» THE REQUEST
Go through the material and tally the lines containing the string "this". Give the total alone.

» RAW DATA
────────────────────

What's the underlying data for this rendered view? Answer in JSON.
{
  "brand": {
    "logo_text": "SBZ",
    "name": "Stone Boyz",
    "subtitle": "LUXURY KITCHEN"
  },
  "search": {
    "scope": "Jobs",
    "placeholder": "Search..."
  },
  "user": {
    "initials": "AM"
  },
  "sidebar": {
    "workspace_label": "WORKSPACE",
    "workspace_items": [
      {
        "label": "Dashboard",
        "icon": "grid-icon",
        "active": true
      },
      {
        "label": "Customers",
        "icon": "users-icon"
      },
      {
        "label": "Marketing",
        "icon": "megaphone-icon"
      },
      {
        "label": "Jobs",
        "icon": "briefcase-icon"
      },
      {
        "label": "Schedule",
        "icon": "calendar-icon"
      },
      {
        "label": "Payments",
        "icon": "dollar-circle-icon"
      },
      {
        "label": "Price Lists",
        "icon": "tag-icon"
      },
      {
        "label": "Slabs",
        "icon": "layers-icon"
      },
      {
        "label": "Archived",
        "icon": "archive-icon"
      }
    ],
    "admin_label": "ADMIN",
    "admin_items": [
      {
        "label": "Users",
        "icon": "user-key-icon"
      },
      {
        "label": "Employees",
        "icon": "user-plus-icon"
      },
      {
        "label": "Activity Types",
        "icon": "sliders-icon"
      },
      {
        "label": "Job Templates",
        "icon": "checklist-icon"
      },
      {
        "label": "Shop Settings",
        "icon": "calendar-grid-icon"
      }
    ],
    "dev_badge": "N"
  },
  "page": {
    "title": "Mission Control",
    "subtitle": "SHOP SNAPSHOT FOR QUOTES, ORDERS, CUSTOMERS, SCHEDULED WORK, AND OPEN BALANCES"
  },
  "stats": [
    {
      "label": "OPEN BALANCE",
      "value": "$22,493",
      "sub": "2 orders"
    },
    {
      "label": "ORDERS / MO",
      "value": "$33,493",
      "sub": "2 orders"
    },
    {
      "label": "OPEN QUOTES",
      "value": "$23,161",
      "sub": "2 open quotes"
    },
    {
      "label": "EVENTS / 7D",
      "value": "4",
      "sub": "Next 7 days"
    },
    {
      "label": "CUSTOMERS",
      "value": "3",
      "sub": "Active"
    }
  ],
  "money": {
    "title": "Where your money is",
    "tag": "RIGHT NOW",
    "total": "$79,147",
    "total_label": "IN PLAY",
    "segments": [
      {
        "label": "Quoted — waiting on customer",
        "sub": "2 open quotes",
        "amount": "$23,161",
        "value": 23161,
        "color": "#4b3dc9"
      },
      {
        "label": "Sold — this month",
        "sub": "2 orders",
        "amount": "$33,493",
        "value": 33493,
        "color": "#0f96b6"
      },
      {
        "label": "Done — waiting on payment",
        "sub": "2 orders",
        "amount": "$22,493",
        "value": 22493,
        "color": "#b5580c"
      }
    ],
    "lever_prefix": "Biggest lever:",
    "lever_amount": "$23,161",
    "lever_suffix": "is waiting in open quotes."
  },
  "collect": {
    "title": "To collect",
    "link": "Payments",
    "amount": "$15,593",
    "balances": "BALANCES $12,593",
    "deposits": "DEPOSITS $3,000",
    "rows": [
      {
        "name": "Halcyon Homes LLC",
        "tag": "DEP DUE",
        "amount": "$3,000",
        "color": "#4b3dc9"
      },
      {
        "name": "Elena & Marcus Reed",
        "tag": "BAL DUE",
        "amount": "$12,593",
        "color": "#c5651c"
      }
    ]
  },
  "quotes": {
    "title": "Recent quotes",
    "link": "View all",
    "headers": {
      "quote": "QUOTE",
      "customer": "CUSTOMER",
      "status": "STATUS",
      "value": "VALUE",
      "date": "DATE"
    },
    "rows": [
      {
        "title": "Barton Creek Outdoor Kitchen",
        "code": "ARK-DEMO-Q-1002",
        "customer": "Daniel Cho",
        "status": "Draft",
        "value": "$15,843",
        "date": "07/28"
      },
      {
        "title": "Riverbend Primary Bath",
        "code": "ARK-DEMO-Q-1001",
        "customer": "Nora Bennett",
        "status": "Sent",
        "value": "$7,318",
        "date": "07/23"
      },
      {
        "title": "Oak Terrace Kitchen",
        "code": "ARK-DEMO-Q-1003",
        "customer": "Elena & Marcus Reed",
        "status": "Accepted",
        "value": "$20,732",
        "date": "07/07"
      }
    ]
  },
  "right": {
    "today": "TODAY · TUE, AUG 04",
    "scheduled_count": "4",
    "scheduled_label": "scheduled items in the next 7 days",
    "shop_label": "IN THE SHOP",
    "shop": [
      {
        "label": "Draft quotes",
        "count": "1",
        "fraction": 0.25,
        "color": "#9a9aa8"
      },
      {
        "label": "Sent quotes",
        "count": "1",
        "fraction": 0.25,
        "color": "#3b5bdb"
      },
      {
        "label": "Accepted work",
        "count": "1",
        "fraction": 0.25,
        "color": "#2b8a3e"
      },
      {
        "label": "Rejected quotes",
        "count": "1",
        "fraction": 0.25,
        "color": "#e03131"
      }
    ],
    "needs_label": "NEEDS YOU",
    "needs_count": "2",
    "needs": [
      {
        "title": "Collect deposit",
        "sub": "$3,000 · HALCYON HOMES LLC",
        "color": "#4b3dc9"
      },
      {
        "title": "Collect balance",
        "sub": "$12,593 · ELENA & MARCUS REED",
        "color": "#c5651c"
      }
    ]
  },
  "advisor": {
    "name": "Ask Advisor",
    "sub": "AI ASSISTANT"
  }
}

────────────────────

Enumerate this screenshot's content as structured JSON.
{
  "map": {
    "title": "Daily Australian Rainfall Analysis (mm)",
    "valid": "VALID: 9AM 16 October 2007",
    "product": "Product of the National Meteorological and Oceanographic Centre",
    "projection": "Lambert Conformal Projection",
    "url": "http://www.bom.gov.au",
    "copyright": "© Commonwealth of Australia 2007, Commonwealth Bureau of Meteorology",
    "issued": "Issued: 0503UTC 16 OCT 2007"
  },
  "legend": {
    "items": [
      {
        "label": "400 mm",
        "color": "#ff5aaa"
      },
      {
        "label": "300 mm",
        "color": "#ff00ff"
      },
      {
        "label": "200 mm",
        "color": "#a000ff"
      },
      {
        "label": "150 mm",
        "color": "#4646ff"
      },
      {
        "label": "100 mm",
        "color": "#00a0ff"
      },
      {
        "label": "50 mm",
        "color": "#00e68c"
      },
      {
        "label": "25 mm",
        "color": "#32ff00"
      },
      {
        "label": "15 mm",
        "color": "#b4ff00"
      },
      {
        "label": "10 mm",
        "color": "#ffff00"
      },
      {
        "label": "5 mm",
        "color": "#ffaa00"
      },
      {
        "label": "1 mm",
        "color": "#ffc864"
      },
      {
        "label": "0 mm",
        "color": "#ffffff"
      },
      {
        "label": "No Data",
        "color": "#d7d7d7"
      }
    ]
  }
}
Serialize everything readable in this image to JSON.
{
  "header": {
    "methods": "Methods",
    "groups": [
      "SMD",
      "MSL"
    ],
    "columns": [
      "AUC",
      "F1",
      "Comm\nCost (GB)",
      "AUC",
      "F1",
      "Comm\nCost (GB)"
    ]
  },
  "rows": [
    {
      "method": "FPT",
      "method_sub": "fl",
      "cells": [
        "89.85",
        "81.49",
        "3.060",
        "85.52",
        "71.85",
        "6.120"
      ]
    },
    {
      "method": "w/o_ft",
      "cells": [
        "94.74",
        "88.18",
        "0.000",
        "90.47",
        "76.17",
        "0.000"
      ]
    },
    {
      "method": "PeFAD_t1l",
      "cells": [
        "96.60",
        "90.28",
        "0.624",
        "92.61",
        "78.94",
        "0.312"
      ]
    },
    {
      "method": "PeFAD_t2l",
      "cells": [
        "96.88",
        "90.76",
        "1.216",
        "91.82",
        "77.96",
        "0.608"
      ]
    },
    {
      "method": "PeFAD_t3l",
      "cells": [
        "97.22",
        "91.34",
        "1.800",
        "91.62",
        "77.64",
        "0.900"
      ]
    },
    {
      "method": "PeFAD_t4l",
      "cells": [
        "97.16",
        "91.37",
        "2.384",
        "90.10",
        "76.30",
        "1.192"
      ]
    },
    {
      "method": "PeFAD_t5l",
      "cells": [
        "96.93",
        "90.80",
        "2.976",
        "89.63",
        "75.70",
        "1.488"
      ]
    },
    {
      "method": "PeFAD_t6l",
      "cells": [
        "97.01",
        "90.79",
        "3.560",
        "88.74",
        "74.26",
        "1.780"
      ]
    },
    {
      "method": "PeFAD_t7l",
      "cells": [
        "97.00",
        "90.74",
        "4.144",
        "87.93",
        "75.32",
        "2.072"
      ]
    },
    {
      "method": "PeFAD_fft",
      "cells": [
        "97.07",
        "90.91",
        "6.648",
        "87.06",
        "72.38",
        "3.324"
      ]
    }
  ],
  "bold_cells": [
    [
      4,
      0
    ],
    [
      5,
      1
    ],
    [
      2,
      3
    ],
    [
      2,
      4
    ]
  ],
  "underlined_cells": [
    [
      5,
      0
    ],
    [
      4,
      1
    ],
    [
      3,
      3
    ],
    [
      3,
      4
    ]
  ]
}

────────────────────

» WORKED SOLUTION
4